Job: Read the lines that follow and tally those with the word "name"; give the number and nothing else.

Records provided:
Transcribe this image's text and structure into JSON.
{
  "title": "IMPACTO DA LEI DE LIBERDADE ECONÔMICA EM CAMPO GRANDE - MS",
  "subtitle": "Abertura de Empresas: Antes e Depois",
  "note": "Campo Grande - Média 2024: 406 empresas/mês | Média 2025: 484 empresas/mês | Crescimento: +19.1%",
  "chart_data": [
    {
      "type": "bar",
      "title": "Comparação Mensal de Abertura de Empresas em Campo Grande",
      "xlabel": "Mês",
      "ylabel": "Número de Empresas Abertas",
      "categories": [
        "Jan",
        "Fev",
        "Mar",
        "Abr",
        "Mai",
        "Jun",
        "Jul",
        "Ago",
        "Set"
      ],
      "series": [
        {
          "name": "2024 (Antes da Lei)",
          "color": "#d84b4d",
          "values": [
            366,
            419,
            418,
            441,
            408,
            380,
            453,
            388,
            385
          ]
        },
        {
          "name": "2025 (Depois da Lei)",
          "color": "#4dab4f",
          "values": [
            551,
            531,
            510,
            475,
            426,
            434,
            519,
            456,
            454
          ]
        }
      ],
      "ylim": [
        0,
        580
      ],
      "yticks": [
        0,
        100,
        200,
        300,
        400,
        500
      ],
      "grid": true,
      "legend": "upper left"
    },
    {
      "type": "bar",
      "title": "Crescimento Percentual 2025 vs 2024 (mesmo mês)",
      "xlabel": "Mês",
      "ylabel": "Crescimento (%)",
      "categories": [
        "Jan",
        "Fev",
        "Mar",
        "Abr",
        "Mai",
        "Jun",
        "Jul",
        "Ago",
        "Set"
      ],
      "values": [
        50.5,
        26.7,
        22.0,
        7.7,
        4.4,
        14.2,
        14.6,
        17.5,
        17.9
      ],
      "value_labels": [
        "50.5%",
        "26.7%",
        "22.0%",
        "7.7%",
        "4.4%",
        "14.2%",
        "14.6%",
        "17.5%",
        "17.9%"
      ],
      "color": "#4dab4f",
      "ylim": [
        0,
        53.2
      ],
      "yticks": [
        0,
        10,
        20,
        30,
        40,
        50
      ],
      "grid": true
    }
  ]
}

Written answer: 2